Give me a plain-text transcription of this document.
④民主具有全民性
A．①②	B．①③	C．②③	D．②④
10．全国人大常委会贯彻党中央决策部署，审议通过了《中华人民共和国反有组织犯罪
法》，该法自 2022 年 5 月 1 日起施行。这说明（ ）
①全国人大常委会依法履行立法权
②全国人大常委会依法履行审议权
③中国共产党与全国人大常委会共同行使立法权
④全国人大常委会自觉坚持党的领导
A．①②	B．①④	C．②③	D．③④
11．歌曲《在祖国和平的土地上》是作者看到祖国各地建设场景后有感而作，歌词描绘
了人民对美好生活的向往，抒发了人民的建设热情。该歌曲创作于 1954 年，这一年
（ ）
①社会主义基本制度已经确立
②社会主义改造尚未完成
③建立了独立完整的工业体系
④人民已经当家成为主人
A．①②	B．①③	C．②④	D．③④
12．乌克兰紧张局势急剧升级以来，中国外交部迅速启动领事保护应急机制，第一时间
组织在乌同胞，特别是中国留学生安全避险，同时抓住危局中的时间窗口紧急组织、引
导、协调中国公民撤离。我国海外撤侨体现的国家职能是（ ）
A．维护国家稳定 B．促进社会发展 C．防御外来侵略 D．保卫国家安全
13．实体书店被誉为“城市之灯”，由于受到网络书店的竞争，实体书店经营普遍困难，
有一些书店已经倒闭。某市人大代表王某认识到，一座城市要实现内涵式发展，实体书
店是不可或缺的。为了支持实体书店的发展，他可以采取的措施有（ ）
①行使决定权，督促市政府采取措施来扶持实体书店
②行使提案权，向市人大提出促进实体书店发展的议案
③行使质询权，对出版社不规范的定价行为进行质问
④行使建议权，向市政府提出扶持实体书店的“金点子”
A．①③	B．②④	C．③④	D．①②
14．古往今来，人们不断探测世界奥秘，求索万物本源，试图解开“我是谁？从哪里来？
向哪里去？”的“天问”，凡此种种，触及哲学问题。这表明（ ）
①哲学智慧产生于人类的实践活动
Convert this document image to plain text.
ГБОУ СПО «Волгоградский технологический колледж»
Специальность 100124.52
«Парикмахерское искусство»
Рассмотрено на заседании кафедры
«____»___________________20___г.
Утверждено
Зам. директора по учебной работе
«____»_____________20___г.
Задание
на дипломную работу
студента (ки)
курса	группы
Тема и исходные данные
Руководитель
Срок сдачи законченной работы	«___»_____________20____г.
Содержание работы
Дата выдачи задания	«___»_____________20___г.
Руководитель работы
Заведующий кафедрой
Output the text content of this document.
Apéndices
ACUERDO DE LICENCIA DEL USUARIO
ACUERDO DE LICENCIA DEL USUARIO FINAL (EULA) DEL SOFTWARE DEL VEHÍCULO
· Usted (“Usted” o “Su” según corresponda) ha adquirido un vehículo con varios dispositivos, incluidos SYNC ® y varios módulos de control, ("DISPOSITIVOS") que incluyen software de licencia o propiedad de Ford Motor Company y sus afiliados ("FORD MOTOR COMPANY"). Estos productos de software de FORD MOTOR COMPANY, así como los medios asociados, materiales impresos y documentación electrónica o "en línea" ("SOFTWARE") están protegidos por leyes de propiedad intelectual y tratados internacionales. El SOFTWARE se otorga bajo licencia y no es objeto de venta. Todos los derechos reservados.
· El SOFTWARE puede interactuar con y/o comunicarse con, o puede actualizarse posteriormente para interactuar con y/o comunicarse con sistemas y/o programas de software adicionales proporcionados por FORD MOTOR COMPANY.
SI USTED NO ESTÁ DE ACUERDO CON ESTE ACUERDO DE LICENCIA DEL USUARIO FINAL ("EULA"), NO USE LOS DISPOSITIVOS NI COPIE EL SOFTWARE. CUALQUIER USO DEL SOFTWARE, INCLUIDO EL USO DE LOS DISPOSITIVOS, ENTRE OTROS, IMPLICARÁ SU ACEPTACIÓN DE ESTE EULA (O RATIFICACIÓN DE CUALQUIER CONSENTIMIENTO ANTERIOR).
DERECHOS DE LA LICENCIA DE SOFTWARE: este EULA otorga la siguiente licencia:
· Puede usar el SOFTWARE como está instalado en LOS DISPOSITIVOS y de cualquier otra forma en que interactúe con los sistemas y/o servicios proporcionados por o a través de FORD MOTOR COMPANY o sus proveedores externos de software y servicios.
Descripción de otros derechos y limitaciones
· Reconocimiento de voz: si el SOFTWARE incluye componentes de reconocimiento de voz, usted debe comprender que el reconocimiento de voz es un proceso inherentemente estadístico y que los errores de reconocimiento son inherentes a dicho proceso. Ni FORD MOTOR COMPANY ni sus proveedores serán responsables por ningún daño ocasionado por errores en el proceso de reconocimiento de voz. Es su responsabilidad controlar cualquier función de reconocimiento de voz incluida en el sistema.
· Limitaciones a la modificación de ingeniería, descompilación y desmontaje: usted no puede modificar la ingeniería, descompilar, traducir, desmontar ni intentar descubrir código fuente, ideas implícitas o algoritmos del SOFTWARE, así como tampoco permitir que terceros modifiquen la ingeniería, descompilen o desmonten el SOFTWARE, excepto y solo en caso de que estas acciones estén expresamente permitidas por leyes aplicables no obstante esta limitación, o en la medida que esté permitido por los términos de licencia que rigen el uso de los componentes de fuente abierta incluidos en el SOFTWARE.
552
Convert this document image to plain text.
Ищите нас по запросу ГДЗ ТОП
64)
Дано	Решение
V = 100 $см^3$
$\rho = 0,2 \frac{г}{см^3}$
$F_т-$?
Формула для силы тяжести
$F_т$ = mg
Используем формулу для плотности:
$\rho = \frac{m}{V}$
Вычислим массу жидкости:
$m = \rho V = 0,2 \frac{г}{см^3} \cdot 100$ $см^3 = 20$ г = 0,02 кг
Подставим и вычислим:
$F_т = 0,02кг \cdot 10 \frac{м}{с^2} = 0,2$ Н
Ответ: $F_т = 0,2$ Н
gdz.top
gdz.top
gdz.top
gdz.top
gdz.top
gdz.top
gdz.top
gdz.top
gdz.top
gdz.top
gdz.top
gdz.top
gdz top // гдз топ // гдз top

◆ **Problem to work on**
Your task is to transcribe the material exactly.

◆ **Final answer**
Give me a plain-text transcription of this document.
④民主具有全民性
A．①②	B．①③	C．②③	D．②④
10．全国人大常委会贯彻党中央决策部署，审议通过了《中华人民共和国反有组织犯罪
法》，该法自 2022 年 5 月 1 日起施行。这说明（ ）
①全国人大常委会依法履行立法权
②全国人大常委会依法履行审议权
③中国共产党与全国人大常委会共同行使立法权
④全国人大常委会自觉坚持党的领导
A．①②	B．①④	C．②③	D．③④
11．歌曲《在祖国和平的土地上》是作者看到祖国各地建设场景后有感而作，歌词描绘
了人民对美好生活的向往，抒发了人民的建设热情。该歌曲创作于 1954 年，这一年
（ ）
①社会主义基本制度已经确立
②社会主义改造尚未完成
③建立了独立完整的工业体系
④人民已经当家成为主人
A．①②	B．①③	C．②④	D．③④
12．乌克兰紧张局势急剧升级以来，中国外交部迅速启动领事保护应急机制，第一时间
组织在乌同胞，特别是中国留学生安全避险，同时抓住危局中的时间窗口紧急组织、引
导、协调中国公民撤离。我国海外撤侨体现的国家职能是（ ）
A．维护国家稳定 B．促进社会发展 C．防御外来侵略 D．保卫国家安全
13．实体书店被誉为“城市之灯”，由于受到网络书店的竞争，实体书店经营普遍困难，
有一些书店已经倒闭。某市人大代表王某认识到，一座城市要实现内涵式发展，实体书
店是不可或缺的。为了支持实体书店的发展，他可以采取的措施有（ ）
①行使决定权，督促市政府采取措施来扶持实体书店
②行使提案权，向市人大提出促进实体书店发展的议案
③行使质询权，对出版社不规范的定价行为进行质问
④行使建议权，向市政府提出扶持实体书店的“金点子”
A．①③	B．②④	C．③④	D．①②
14．古往今来，人们不断探测世界奥秘，求索万物本源，试图解开“我是谁？从哪里来？
向哪里去？”的“天问”，凡此种种，触及哲学问题。这表明（ ）
①哲学智慧产生于人类的实践活动
Convert this document image to plain text.
ГБОУ СПО «Волгоградский технологический колледж»
Специальность 100124.52
«Парикмахерское искусство»
Рассмотрено на заседании кафедры
«____»___________________20___г.
Утверждено
Зам. директора по учебной работе
«____»_____________20___г.
Задание
на дипломную работу
студента (ки)
курса	группы
Тема и исходные данные
Руководитель
Срок сдачи законченной работы	«___»_____________20____г.
Содержание работы
Дата выдачи задания	«___»_____________20___г.
Руководитель работы
Заведующий кафедрой
Output the text content of this document.
Apéndices
ACUERDO DE LICENCIA DEL USUARIO
ACUERDO DE LICENCIA DEL USUARIO FINAL (EULA) DEL SOFTWARE DEL VEHÍCULO
· Usted (“Usted” o “Su” según corresponda) ha adquirido un vehículo con varios dispositivos, incluidos SYNC ® y varios módulos de control, ("DISPOSITIVOS") que incluyen software de licencia o propiedad de Ford Motor Company y sus afiliados ("FORD MOTOR COMPANY"). Estos productos de software de FORD MOTOR COMPANY, así como los medios asociados, materiales impresos y documentación electrónica o "en línea" ("SOFTWARE") están protegidos por leyes de propiedad intelectual y tratados internacionales. El SOFTWARE se otorga bajo licencia y no es objeto de venta. Todos los derechos reservados.
· El SOFTWARE puede interactuar con y/o comunicarse con, o puede actualizarse posteriormente para interactuar con y/o comunicarse con sistemas y/o programas de software adicionales proporcionados por FORD MOTOR COMPANY.
SI USTED NO ESTÁ DE ACUERDO CON ESTE ACUERDO DE LICENCIA DEL USUARIO FINAL ("EULA"), NO USE LOS DISPOSITIVOS NI COPIE EL SOFTWARE. CUALQUIER USO DEL SOFTWARE, INCLUIDO EL USO DE LOS DISPOSITIVOS, ENTRE OTROS, IMPLICARÁ SU ACEPTACIÓN DE ESTE EULA (O RATIFICACIÓN DE CUALQUIER CONSENTIMIENTO ANTERIOR).
DERECHOS DE LA LICENCIA DE SOFTWARE: este EULA otorga la siguiente licencia:
· Puede usar el SOFTWARE como está instalado en LOS DISPOSITIVOS y de cualquier otra forma en que interactúe con los sistemas y/o servicios proporcionados por o a través de FORD MOTOR COMPANY o sus proveedores externos de software y servicios.
Descripción de otros derechos y limitaciones
· Reconocimiento de voz: si el SOFTWARE incluye componentes de reconocimiento de voz, usted debe comprender que el reconocimiento de voz es un proceso inherentemente estadístico y que los errores de reconocimiento son inherentes a dicho proceso. Ni FORD MOTOR COMPANY ni sus proveedores serán responsables por ningún daño ocasionado por errores en el proceso de reconocimiento de voz. Es su responsabilidad controlar cualquier función de reconocimiento de voz incluida en el sistema.
· Limitaciones a la modificación de ingeniería, descompilación y desmontaje: usted no puede modificar la ingeniería, descompilar, traducir, desmontar ni intentar descubrir código fuente, ideas implícitas o algoritmos del SOFTWARE, así como tampoco permitir que terceros modifiquen la ingeniería, descompilen o desmonten el SOFTWARE, excepto y solo en caso de que estas acciones estén expresamente permitidas por leyes aplicables no obstante esta limitación, o en la medida que esté permitido por los términos de licencia que rigen el uso de los componentes de fuente abierta incluidos en el SOFTWARE.
552
Convert this document image to plain text.
Ищите нас по запросу ГДЗ ТОП
64)
Дано	Решение
V = 100 $см^3$
$\rho = 0,2 \frac{г}{см^3}$
$F_т-$?
Формула для силы тяжести
$F_т$ = mg
Используем формулу для плотности:
$\rho = \frac{m}{V}$
Вычислим массу жидкости:
$m = \rho V = 0,2 \frac{г}{см^3} \cdot 100$ $см^3 = 20$ г = 0,02 кг
Подставим и вычислим:
$F_т = 0,02кг \cdot 10 \frac{м}{с^2} = 0,2$ Н
Ответ: $F_т = 0,2$ Н
gdz.top
gdz.top
gdz.top
gdz.top
gdz.top
gdz.top
gdz.top
gdz.top
gdz.top
gdz.top
gdz.top
gdz.top
gdz top // гдз топ // гдз top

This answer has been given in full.